→ **Your goal**
Please switch every "sulfur-peak-label" to "sulfur-reflection-label" in all of the entries below, then write out the lines again with everything else left unchanged.

→ **Given information**
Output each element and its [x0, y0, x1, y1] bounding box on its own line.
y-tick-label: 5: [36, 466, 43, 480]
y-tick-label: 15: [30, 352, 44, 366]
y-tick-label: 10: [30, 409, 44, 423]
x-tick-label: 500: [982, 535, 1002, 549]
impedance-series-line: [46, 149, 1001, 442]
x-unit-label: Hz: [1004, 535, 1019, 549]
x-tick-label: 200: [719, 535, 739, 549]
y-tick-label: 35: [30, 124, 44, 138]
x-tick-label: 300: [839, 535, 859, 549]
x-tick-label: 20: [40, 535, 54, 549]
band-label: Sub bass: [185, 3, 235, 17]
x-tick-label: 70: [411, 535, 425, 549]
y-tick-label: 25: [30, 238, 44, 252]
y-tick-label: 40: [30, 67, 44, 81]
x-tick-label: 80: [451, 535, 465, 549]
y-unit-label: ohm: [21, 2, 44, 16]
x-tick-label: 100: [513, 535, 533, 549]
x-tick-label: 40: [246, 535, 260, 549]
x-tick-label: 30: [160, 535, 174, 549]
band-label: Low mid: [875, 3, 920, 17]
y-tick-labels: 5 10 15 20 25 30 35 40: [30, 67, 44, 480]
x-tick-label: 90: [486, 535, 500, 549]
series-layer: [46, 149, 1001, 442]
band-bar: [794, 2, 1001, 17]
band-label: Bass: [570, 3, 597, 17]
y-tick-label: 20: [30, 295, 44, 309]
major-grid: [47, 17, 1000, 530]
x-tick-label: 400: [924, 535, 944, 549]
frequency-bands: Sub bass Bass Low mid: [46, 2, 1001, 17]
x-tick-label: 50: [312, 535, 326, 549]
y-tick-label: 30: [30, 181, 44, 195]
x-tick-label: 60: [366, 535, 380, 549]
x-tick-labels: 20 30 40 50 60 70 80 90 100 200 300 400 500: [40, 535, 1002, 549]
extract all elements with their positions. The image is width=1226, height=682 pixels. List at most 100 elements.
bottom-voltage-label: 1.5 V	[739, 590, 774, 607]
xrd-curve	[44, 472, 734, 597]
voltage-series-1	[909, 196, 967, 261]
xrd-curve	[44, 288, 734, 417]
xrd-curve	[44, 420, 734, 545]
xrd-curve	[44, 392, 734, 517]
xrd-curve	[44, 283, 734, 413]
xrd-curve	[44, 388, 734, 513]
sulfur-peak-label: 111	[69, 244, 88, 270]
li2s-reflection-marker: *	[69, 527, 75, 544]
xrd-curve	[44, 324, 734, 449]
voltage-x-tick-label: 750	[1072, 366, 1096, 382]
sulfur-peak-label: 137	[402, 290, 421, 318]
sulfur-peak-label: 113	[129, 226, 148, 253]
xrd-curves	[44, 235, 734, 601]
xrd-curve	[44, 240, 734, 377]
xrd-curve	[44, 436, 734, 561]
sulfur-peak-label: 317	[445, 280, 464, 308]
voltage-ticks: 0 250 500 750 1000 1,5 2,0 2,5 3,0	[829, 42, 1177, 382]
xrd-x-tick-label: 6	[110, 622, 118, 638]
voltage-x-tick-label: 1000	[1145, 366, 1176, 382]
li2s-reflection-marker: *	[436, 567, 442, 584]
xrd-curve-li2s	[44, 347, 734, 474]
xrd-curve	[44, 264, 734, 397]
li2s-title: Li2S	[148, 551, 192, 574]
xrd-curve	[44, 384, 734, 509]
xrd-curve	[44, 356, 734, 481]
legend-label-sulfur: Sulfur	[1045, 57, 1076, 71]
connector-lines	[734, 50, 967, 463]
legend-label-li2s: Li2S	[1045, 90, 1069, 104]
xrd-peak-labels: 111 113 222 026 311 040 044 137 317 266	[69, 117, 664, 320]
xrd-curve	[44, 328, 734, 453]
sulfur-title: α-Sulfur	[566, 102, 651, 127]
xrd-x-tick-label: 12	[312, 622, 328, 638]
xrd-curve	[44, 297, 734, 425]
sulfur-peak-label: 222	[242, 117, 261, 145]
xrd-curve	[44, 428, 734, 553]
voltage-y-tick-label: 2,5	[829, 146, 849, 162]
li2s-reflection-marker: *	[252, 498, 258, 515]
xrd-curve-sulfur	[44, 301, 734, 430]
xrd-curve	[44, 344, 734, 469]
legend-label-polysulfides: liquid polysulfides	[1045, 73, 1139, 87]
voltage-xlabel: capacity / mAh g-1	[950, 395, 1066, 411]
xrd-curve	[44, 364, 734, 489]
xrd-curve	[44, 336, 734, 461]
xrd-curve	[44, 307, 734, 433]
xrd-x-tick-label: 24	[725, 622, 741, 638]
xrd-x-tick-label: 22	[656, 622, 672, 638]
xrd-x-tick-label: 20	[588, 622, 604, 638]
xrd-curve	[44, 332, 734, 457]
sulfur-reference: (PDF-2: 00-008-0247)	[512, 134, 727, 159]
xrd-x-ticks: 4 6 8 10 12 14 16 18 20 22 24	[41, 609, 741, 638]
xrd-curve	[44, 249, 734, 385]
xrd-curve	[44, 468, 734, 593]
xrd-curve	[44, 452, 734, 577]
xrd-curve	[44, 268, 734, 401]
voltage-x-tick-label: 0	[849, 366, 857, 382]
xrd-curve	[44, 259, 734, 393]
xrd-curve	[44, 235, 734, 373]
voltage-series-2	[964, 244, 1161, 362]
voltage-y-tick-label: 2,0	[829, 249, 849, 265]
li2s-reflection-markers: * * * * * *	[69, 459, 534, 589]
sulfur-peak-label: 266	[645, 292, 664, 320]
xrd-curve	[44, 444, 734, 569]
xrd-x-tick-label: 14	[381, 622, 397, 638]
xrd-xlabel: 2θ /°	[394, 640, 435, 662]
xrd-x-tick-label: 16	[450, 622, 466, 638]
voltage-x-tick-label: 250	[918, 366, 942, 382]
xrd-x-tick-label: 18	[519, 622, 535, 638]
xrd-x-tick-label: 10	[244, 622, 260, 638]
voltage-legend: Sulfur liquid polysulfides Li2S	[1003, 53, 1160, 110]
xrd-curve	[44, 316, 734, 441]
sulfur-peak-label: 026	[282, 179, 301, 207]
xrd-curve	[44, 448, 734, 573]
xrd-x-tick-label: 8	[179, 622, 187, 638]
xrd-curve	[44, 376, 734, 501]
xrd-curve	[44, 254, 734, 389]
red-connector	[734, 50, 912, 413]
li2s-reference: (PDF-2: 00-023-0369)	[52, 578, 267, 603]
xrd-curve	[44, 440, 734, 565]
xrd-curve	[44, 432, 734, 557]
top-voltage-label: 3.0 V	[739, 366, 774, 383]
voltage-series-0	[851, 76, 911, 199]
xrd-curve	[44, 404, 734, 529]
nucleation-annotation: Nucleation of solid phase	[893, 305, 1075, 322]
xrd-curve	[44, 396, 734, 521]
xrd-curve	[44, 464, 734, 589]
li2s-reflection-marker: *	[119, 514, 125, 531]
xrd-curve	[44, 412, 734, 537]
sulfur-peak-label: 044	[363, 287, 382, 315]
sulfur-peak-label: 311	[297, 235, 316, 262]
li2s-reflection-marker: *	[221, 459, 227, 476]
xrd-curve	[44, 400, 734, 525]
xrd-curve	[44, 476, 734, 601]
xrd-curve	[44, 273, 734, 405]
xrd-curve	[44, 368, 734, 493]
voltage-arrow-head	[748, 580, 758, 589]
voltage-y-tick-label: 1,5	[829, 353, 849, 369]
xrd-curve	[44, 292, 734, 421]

→ **Exercise response**
Output each element and its [x0, y0, x1, y1] bounding box on its own line.
y-tick-label: 5: [36, 466, 43, 480]
y-tick-label: 15: [30, 352, 44, 366]
y-tick-label: 10: [30, 409, 44, 423]
x-tick-label: 500: [982, 535, 1002, 549]
impedance-series-line: [46, 149, 1001, 442]
x-unit-label: Hz: [1004, 535, 1019, 549]
x-tick-label: 200: [719, 535, 739, 549]
y-tick-label: 35: [30, 124, 44, 138]
x-tick-label: 300: [839, 535, 859, 549]
x-tick-label: 20: [40, 535, 54, 549]
band-label: Sub bass: [185, 3, 235, 17]
x-tick-label: 70: [411, 535, 425, 549]
y-tick-label: 25: [30, 238, 44, 252]
y-tick-label: 40: [30, 67, 44, 81]
x-tick-label: 80: [451, 535, 465, 549]
y-unit-label: ohm: [21, 2, 44, 16]
x-tick-label: 100: [513, 535, 533, 549]
x-tick-label: 40: [246, 535, 260, 549]
x-tick-label: 30: [160, 535, 174, 549]
band-label: Low mid: [875, 3, 920, 17]
y-tick-labels: 5 10 15 20 25 30 35 40: [30, 67, 44, 480]
x-tick-label: 90: [486, 535, 500, 549]
series-layer: [46, 149, 1001, 442]
band-bar: [794, 2, 1001, 17]
band-label: Bass: [570, 3, 597, 17]
y-tick-label: 20: [30, 295, 44, 309]
major-grid: [47, 17, 1000, 530]
x-tick-label: 400: [924, 535, 944, 549]
frequency-bands: Sub bass Bass Low mid: [46, 2, 1001, 17]
x-tick-label: 50: [312, 535, 326, 549]
y-tick-label: 30: [30, 181, 44, 195]
x-tick-label: 60: [366, 535, 380, 549]
x-tick-labels: 20 30 40 50 60 70 80 90 100 200 300 400 500: [40, 535, 1002, 549]
extract all elements with their positions. The image is width=1226, height=682 pixels. List at most 100 elements.
bottom-voltage-label: 1.5 V	[739, 590, 774, 607]
xrd-curve	[44, 472, 734, 597]
voltage-series-1	[909, 196, 967, 261]
xrd-curve	[44, 288, 734, 417]
xrd-curve	[44, 420, 734, 545]
xrd-curve	[44, 392, 734, 517]
xrd-curve	[44, 283, 734, 413]
xrd-curve	[44, 388, 734, 513]
sulfur-reflection-label: 111	[69, 244, 88, 270]
li2s-reflection-marker: *	[69, 527, 75, 544]
xrd-curve	[44, 324, 734, 449]
voltage-x-tick-label: 750	[1072, 366, 1096, 382]
sulfur-reflection-label: 137	[402, 290, 421, 318]
sulfur-reflection-label: 113	[129, 226, 148, 253]
xrd-curves	[44, 235, 734, 601]
xrd-curve	[44, 240, 734, 377]
xrd-curve	[44, 436, 734, 561]
sulfur-reflection-label: 317	[445, 280, 464, 308]
voltage-ticks: 0 250 500 750 1000 1,5 2,0 2,5 3,0	[829, 42, 1177, 382]
xrd-x-tick-label: 6	[110, 622, 118, 638]
voltage-x-tick-label: 1000	[1145, 366, 1176, 382]
li2s-reflection-marker: *	[436, 567, 442, 584]
xrd-curve-li2s	[44, 347, 734, 474]
xrd-curve	[44, 264, 734, 397]
li2s-title: Li2S	[148, 551, 192, 574]
xrd-curve	[44, 384, 734, 509]
xrd-curve	[44, 356, 734, 481]
legend-label-sulfur: Sulfur	[1045, 57, 1076, 71]
connector-lines	[734, 50, 967, 463]
legend-label-li2s: Li2S	[1045, 90, 1069, 104]
xrd-peak-labels: 111 113 222 026 311 040 044 137 317 266	[69, 117, 664, 320]
xrd-curve	[44, 328, 734, 453]
sulfur-title: α-Sulfur	[566, 102, 651, 127]
xrd-x-tick-label: 12	[312, 622, 328, 638]
xrd-curve	[44, 297, 734, 425]
sulfur-reflection-label: 222	[242, 117, 261, 145]
xrd-curve	[44, 428, 734, 553]
voltage-y-tick-label: 2,5	[829, 146, 849, 162]
li2s-reflection-marker: *	[252, 498, 258, 515]
xrd-curve-sulfur	[44, 301, 734, 430]
xrd-curve	[44, 344, 734, 469]
legend-label-polysulfides: liquid polysulfides	[1045, 73, 1139, 87]
voltage-xlabel: capacity / mAh g-1	[950, 395, 1066, 411]
xrd-curve	[44, 364, 734, 489]
xrd-curve	[44, 336, 734, 461]
xrd-curve	[44, 307, 734, 433]
xrd-x-tick-label: 24	[725, 622, 741, 638]
xrd-x-tick-label: 22	[656, 622, 672, 638]
xrd-x-tick-label: 20	[588, 622, 604, 638]
xrd-curve	[44, 332, 734, 457]
sulfur-reference: (PDF-2: 00-008-0247)	[512, 134, 727, 159]
xrd-x-ticks: 4 6 8 10 12 14 16 18 20 22 24	[41, 609, 741, 638]
xrd-curve	[44, 249, 734, 385]
xrd-curve	[44, 468, 734, 593]
xrd-curve	[44, 452, 734, 577]
xrd-curve	[44, 268, 734, 401]
voltage-x-tick-label: 0	[849, 366, 857, 382]
xrd-curve	[44, 259, 734, 393]
xrd-curve	[44, 235, 734, 373]
voltage-series-2	[964, 244, 1161, 362]
voltage-y-tick-label: 2,0	[829, 249, 849, 265]
li2s-reflection-markers: * * * * * *	[69, 459, 534, 589]
sulfur-reflection-label: 266	[645, 292, 664, 320]
xrd-curve	[44, 444, 734, 569]
xrd-x-tick-label: 14	[381, 622, 397, 638]
xrd-xlabel: 2θ /°	[394, 640, 435, 662]
xrd-x-tick-label: 16	[450, 622, 466, 638]
voltage-x-tick-label: 250	[918, 366, 942, 382]
xrd-x-tick-label: 18	[519, 622, 535, 638]
xrd-x-tick-label: 10	[244, 622, 260, 638]
voltage-legend: Sulfur liquid polysulfides Li2S	[1003, 53, 1160, 110]
xrd-curve	[44, 316, 734, 441]
sulfur-reflection-label: 026	[282, 179, 301, 207]
xrd-curve	[44, 448, 734, 573]
xrd-x-tick-label: 8	[179, 622, 187, 638]
xrd-curve	[44, 376, 734, 501]
xrd-curve	[44, 254, 734, 389]
red-connector	[734, 50, 912, 413]
li2s-reference: (PDF-2: 00-023-0369)	[52, 578, 267, 603]
xrd-curve	[44, 440, 734, 565]
xrd-curve	[44, 432, 734, 557]
top-voltage-label: 3.0 V	[739, 366, 774, 383]
voltage-series-0	[851, 76, 911, 199]
xrd-curve	[44, 404, 734, 529]
nucleation-annotation: Nucleation of solid phase	[893, 305, 1075, 322]
xrd-curve	[44, 396, 734, 521]
xrd-curve	[44, 464, 734, 589]
li2s-reflection-marker: *	[119, 514, 125, 531]
xrd-curve	[44, 412, 734, 537]
sulfur-reflection-label: 044	[363, 287, 382, 315]
sulfur-reflection-label: 311	[297, 235, 316, 262]
li2s-reflection-marker: *	[221, 459, 227, 476]
xrd-curve	[44, 400, 734, 525]
xrd-curve	[44, 476, 734, 601]
xrd-curve	[44, 273, 734, 405]
xrd-curve	[44, 368, 734, 493]
voltage-arrow-head	[748, 580, 758, 589]
voltage-y-tick-label: 1,5	[829, 353, 849, 369]
xrd-curve	[44, 292, 734, 421]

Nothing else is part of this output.